[Data items]
────
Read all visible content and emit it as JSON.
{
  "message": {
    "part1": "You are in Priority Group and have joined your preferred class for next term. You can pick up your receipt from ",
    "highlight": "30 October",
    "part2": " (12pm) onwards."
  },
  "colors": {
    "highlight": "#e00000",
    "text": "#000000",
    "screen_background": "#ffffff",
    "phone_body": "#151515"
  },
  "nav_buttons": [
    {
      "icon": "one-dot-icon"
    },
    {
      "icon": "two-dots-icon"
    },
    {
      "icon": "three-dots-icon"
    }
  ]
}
────
▶ **WHAT TO WORK ON**
Output each entry precisely as given.

▶ **THE ANSWER**
Read all visible content and emit it as JSON.
{
  "message": {
    "part1": "You are in Priority Group and have joined your preferred class for next term. You can pick up your receipt from ",
    "highlight": "30 October",
    "part2": " (12pm) onwards."
  },
  "colors": {
    "highlight": "#e00000",
    "text": "#000000",
    "screen_background": "#ffffff",
    "phone_body": "#151515"
  },
  "nav_buttons": [
    {
      "icon": "one-dot-icon"
    },
    {
      "icon": "two-dots-icon"
    },
    {
      "icon": "three-dots-icon"
    }
  ]
}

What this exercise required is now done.